** BEGIN Source records **

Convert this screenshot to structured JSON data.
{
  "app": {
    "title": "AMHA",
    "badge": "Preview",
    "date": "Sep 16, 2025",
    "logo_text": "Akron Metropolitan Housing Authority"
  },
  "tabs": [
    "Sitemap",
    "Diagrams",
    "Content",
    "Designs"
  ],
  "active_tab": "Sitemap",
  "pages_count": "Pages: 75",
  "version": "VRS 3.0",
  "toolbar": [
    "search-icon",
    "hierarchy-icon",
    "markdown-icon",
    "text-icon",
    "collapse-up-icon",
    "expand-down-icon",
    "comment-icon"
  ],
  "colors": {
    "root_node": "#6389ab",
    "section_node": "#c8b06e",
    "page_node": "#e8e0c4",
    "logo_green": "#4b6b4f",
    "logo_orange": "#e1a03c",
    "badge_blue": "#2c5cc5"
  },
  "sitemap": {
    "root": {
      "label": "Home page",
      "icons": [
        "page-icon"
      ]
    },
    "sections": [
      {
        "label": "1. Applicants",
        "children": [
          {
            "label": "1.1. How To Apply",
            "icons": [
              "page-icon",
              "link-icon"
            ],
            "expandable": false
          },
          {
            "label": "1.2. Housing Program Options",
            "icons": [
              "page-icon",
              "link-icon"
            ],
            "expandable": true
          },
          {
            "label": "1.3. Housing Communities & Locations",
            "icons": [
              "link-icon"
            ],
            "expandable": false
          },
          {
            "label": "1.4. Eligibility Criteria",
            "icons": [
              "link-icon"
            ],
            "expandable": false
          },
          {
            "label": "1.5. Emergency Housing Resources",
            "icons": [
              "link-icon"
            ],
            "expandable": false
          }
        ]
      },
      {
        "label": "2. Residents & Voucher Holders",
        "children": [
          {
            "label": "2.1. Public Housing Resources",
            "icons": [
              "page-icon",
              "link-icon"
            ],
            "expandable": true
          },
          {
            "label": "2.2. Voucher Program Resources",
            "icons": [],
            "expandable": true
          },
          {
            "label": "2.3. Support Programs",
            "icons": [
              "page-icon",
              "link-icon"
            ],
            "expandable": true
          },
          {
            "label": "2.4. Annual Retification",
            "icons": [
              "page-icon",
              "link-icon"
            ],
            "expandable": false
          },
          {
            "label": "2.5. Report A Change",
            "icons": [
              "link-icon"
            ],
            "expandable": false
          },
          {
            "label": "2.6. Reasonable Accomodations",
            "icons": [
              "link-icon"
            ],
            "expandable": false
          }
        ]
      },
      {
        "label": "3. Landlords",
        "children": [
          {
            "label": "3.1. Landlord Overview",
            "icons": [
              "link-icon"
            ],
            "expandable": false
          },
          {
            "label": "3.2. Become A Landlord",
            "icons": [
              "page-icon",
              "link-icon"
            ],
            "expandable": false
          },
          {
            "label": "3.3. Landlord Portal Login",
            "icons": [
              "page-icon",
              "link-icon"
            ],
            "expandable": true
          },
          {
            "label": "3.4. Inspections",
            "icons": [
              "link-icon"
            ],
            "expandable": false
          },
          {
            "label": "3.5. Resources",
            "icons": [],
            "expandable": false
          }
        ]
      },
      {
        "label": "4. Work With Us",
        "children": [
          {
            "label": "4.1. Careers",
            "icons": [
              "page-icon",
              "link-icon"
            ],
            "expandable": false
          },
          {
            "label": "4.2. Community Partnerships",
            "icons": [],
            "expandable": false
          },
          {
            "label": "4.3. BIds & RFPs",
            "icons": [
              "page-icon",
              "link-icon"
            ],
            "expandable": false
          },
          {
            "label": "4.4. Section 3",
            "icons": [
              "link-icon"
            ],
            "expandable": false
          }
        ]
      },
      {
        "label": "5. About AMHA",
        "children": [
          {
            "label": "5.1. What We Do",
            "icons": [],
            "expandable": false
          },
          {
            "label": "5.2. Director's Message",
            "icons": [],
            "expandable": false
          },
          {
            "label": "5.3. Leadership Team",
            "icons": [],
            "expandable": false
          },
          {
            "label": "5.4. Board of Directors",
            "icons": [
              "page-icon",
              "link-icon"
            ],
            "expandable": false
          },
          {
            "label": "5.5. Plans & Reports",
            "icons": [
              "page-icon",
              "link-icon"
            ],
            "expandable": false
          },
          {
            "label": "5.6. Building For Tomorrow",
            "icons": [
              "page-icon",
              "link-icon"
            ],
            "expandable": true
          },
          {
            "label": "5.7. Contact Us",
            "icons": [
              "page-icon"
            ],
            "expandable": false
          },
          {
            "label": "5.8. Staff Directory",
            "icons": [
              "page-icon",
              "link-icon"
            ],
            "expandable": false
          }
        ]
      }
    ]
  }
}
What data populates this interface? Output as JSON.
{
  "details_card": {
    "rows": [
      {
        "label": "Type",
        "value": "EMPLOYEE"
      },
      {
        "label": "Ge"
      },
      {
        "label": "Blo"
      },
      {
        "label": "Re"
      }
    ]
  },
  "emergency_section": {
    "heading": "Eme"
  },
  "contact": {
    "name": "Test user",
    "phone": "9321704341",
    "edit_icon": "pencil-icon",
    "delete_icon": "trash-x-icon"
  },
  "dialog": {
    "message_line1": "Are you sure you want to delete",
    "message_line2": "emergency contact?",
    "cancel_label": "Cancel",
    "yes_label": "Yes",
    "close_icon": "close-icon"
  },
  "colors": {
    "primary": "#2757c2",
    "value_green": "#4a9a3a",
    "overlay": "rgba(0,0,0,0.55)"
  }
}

** END Source records **

Goal
Return all the lines that contain the string "Voucher".

Solution to this problem
        "label": "2. Residents & Voucher Holders",
            "label": "2.2. Voucher Program Resources",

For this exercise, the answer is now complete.